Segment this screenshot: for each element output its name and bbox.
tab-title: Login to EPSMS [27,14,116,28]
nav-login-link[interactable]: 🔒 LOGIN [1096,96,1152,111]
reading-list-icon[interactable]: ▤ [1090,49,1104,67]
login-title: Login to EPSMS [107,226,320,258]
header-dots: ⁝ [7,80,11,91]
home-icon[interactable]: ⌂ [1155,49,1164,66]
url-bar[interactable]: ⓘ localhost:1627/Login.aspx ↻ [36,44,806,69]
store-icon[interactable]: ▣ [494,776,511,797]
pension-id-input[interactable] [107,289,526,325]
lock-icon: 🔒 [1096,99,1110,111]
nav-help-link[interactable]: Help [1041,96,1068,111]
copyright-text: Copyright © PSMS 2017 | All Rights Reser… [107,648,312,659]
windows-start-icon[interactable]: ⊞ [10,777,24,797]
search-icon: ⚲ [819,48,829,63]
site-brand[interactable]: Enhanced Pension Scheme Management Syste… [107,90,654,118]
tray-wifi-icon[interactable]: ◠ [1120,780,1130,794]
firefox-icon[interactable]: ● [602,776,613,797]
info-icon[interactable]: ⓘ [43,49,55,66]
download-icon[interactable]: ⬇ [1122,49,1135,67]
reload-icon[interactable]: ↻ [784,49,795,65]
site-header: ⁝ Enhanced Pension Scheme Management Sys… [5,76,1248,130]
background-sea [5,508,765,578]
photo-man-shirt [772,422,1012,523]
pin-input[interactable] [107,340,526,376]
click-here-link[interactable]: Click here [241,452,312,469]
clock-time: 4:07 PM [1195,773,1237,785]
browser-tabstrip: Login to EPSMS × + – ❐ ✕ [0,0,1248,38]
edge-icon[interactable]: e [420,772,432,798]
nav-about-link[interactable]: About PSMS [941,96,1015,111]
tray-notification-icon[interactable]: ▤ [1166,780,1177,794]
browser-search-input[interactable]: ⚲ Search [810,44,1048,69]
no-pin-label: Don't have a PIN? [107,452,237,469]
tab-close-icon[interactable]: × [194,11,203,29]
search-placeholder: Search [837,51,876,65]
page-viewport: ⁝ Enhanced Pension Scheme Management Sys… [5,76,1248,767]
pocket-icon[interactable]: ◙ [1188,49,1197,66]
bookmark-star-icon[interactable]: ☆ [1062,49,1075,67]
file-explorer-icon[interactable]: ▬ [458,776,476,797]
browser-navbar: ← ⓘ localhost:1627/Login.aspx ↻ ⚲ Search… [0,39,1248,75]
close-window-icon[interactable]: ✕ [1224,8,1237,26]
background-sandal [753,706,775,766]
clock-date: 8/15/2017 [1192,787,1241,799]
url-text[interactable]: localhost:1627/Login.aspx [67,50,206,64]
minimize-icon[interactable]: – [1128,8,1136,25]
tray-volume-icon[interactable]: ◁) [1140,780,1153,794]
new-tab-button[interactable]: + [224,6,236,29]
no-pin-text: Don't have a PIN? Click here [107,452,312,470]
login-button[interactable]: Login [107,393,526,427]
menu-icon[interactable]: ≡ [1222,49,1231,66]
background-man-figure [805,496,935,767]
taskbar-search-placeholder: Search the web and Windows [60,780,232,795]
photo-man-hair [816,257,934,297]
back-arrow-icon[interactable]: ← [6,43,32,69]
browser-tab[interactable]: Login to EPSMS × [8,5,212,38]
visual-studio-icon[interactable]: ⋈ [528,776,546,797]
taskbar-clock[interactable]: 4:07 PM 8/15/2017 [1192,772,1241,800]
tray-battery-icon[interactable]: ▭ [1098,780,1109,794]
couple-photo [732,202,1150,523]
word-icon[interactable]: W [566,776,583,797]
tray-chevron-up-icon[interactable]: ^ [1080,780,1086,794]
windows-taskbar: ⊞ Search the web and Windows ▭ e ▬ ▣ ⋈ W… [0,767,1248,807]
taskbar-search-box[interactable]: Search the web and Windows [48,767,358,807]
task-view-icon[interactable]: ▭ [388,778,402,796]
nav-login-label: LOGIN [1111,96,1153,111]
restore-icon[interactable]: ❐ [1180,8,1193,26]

============

■ DESCRIPTION OF THE TASK:
Reproduce every line of the material above word for word, in the same order and with nothing changed.

■ TASK RESULT:
Segment this screenshot: for each element output its name and bbox.
tab-title: Login to EPSMS [27,14,116,28]
nav-login-link[interactable]: 🔒 LOGIN [1096,96,1152,111]
reading-list-icon[interactable]: ▤ [1090,49,1104,67]
login-title: Login to EPSMS [107,226,320,258]
header-dots: ⁝ [7,80,11,91]
home-icon[interactable]: ⌂ [1155,49,1164,66]
url-bar[interactable]: ⓘ localhost:1627/Login.aspx ↻ [36,44,806,69]
store-icon[interactable]: ▣ [494,776,511,797]
pension-id-input[interactable] [107,289,526,325]
lock-icon: 🔒 [1096,99,1110,111]
nav-help-link[interactable]: Help [1041,96,1068,111]
copyright-text: Copyright © PSMS 2017 | All Rights Reser… [107,648,312,659]
windows-start-icon[interactable]: ⊞ [10,777,24,797]
search-icon: ⚲ [819,48,829,63]
site-brand[interactable]: Enhanced Pension Scheme Management Syste… [107,90,654,118]
tray-wifi-icon[interactable]: ◠ [1120,780,1130,794]
firefox-icon[interactable]: ● [602,776,613,797]
info-icon[interactable]: ⓘ [43,49,55,66]
download-icon[interactable]: ⬇ [1122,49,1135,67]
reload-icon[interactable]: ↻ [784,49,795,65]
site-header: ⁝ Enhanced Pension Scheme Management Sys… [5,76,1248,130]
background-sea [5,508,765,578]
photo-man-shirt [772,422,1012,523]
pin-input[interactable] [107,340,526,376]
click-here-link[interactable]: Click here [241,452,312,469]
clock-time: 4:07 PM [1195,773,1237,785]
browser-tabstrip: Login to EPSMS × + – ❐ ✕ [0,0,1248,38]
edge-icon[interactable]: e [420,772,432,798]
nav-about-link[interactable]: About PSMS [941,96,1015,111]
tray-notification-icon[interactable]: ▤ [1166,780,1177,794]
browser-search-input[interactable]: ⚲ Search [810,44,1048,69]
no-pin-label: Don't have a PIN? [107,452,237,469]
tab-close-icon[interactable]: × [194,11,203,29]
search-placeholder: Search [837,51,876,65]
page-viewport: ⁝ Enhanced Pension Scheme Management Sys… [5,76,1248,767]
pocket-icon[interactable]: ◙ [1188,49,1197,66]
bookmark-star-icon[interactable]: ☆ [1062,49,1075,67]
file-explorer-icon[interactable]: ▬ [458,776,476,797]
browser-navbar: ← ⓘ localhost:1627/Login.aspx ↻ ⚲ Search… [0,39,1248,75]
close-window-icon[interactable]: ✕ [1224,8,1237,26]
background-sandal [753,706,775,766]
clock-date: 8/15/2017 [1192,787,1241,799]
url-text[interactable]: localhost:1627/Login.aspx [67,50,206,64]
minimize-icon[interactable]: – [1128,8,1136,25]
tray-volume-icon[interactable]: ◁) [1140,780,1153,794]
new-tab-button[interactable]: + [224,6,236,29]
no-pin-text: Don't have a PIN? Click here [107,452,312,470]
login-button[interactable]: Login [107,393,526,427]
menu-icon[interactable]: ≡ [1222,49,1231,66]
background-man-figure [805,496,935,767]
taskbar-search-placeholder: Search the web and Windows [60,780,232,795]
photo-man-hair [816,257,934,297]
back-arrow-icon[interactable]: ← [6,43,32,69]
browser-tab[interactable]: Login to EPSMS × [8,5,212,38]
visual-studio-icon[interactable]: ⋈ [528,776,546,797]
taskbar-clock[interactable]: 4:07 PM 8/15/2017 [1192,772,1241,800]
tray-battery-icon[interactable]: ▭ [1098,780,1109,794]
couple-photo [732,202,1150,523]
word-icon[interactable]: W [566,776,583,797]
tray-chevron-up-icon[interactable]: ^ [1080,780,1086,794]
windows-taskbar: ⊞ Search the web and Windows ▭ e ▬ ▣ ⋈ W… [0,767,1248,807]
taskbar-search-box[interactable]: Search the web and Windows [48,767,358,807]
task-view-icon[interactable]: ▭ [388,778,402,796]
nav-login-label: LOGIN [1111,96,1153,111]
restore-icon[interactable]: ❐ [1180,8,1193,26]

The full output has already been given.